### What needs to be done
Without omitting anything, return the records precisely as given.

### Material for this task
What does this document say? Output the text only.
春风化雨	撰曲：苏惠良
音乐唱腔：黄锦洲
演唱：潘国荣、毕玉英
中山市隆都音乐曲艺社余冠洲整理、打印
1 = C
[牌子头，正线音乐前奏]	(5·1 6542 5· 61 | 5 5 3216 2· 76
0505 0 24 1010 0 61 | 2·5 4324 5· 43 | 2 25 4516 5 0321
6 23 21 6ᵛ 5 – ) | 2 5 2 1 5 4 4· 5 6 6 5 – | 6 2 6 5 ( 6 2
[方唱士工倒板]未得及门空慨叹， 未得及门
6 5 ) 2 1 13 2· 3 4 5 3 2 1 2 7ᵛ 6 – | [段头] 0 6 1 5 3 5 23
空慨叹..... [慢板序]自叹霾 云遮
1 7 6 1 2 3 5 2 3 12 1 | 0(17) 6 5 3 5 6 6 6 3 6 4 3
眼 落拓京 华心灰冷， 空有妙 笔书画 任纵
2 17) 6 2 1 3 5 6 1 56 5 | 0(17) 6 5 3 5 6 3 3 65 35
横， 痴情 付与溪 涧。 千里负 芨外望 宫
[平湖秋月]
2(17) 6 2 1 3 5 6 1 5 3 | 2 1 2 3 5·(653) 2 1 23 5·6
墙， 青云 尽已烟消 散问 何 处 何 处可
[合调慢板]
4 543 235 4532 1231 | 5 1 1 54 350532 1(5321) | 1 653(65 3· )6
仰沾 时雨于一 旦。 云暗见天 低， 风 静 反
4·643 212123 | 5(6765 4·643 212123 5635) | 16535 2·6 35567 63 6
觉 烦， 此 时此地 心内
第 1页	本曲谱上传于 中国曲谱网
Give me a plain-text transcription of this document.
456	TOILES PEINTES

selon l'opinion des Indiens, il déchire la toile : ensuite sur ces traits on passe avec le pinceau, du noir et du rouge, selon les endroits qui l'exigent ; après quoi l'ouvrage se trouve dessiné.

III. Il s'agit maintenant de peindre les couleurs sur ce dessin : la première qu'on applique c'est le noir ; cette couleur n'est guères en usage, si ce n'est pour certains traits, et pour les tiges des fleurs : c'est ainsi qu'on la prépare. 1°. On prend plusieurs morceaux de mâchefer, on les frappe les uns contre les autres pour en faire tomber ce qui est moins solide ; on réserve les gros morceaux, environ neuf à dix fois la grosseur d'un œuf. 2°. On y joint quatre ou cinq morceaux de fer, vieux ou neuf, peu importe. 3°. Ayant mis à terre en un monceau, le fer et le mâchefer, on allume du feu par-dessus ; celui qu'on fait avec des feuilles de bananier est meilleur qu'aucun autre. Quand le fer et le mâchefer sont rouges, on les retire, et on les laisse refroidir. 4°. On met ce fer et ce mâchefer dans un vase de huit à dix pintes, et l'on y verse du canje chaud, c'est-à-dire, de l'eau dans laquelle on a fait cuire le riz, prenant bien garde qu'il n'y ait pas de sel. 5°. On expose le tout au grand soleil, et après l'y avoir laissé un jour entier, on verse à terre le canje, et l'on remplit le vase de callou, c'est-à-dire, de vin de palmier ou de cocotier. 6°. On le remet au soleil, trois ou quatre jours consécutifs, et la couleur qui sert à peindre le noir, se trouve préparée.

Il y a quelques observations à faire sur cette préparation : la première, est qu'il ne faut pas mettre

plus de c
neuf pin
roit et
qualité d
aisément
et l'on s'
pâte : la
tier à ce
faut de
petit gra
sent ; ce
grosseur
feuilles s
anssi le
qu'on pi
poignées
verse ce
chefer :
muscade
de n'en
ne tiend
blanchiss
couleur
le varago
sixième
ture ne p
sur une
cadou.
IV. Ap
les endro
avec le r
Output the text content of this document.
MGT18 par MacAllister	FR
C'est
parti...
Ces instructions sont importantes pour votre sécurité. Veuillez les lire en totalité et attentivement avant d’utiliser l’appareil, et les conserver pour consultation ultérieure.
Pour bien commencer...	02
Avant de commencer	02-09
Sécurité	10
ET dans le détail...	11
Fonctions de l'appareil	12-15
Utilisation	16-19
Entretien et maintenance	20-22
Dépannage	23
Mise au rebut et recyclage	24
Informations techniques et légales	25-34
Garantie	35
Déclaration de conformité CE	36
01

### Completed task
What does this document say? Output the text only.
春风化雨	撰曲：苏惠良
音乐唱腔：黄锦洲
演唱：潘国荣、毕玉英
中山市隆都音乐曲艺社余冠洲整理、打印
1 = C
[牌子头，正线音乐前奏]	(5·1 6542 5· 61 | 5 5 3216 2· 76
0505 0 24 1010 0 61 | 2·5 4324 5· 43 | 2 25 4516 5 0321
6 23 21 6ᵛ 5 – ) | 2 5 2 1 5 4 4· 5 6 6 5 – | 6 2 6 5 ( 6 2
[方唱士工倒板]未得及门空慨叹， 未得及门
6 5 ) 2 1 13 2· 3 4 5 3 2 1 2 7ᵛ 6 – | [段头] 0 6 1 5 3 5 23
空慨叹..... [慢板序]自叹霾 云遮
1 7 6 1 2 3 5 2 3 12 1 | 0(17) 6 5 3 5 6 6 6 3 6 4 3
眼 落拓京 华心灰冷， 空有妙 笔书画 任纵
2 17) 6 2 1 3 5 6 1 56 5 | 0(17) 6 5 3 5 6 3 3 65 35
横， 痴情 付与溪 涧。 千里负 芨外望 宫
[平湖秋月]
2(17) 6 2 1 3 5 6 1 5 3 | 2 1 2 3 5·(653) 2 1 23 5·6
墙， 青云 尽已烟消 散问 何 处 何 处可
[合调慢板]
4 543 235 4532 1231 | 5 1 1 54 350532 1(5321) | 1 653(65 3· )6
仰沾 时雨于一 旦。 云暗见天 低， 风 静 反
4·643 212123 | 5(6765 4·643 212123 5635) | 16535 2·6 35567 63 6
觉 烦， 此 时此地 心内
第 1页	本曲谱上传于 中国曲谱网
Give me a plain-text transcription of this document.
456	TOILES PEINTES

selon l'opinion des Indiens, il déchire la toile : ensuite sur ces traits on passe avec le pinceau, du noir et du rouge, selon les endroits qui l'exigent ; après quoi l'ouvrage se trouve dessiné.

III. Il s'agit maintenant de peindre les couleurs sur ce dessin : la première qu'on applique c'est le noir ; cette couleur n'est guères en usage, si ce n'est pour certains traits, et pour les tiges des fleurs : c'est ainsi qu'on la prépare. 1°. On prend plusieurs morceaux de mâchefer, on les frappe les uns contre les autres pour en faire tomber ce qui est moins solide ; on réserve les gros morceaux, environ neuf à dix fois la grosseur d'un œuf. 2°. On y joint quatre ou cinq morceaux de fer, vieux ou neuf, peu importe. 3°. Ayant mis à terre en un monceau, le fer et le mâchefer, on allume du feu par-dessus ; celui qu'on fait avec des feuilles de bananier est meilleur qu'aucun autre. Quand le fer et le mâchefer sont rouges, on les retire, et on les laisse refroidir. 4°. On met ce fer et ce mâchefer dans un vase de huit à dix pintes, et l'on y verse du canje chaud, c'est-à-dire, de l'eau dans laquelle on a fait cuire le riz, prenant bien garde qu'il n'y ait pas de sel. 5°. On expose le tout au grand soleil, et après l'y avoir laissé un jour entier, on verse à terre le canje, et l'on remplit le vase de callou, c'est-à-dire, de vin de palmier ou de cocotier. 6°. On le remet au soleil, trois ou quatre jours consécutifs, et la couleur qui sert à peindre le noir, se trouve préparée.

Il y a quelques observations à faire sur cette préparation : la première, est qu'il ne faut pas mettre

plus de c
neuf pin
roit et
qualité d
aisément
et l'on s'
pâte : la
tier à ce
faut de
petit gra
sent ; ce
grosseur
feuilles s
anssi le
qu'on pi
poignées
verse ce
chefer :
muscade
de n'en
ne tiend
blanchiss
couleur
le varago
sixième
ture ne p
sur une
cadou.
IV. Ap
les endro
avec le r
Output the text content of this document.
MGT18 par MacAllister	FR
C'est
parti...
Ces instructions sont importantes pour votre sécurité. Veuillez les lire en totalité et attentivement avant d’utiliser l’appareil, et les conserver pour consultation ultérieure.
Pour bien commencer...	02
Avant de commencer	02-09
Sécurité	10
ET dans le détail...	11
Fonctions de l'appareil	12-15
Utilisation	16-19
Entretien et maintenance	20-22
Dépannage	23
Mise au rebut et recyclage	24
Informations techniques et légales	25-34
Garantie	35
Déclaration de conformité CE	36
01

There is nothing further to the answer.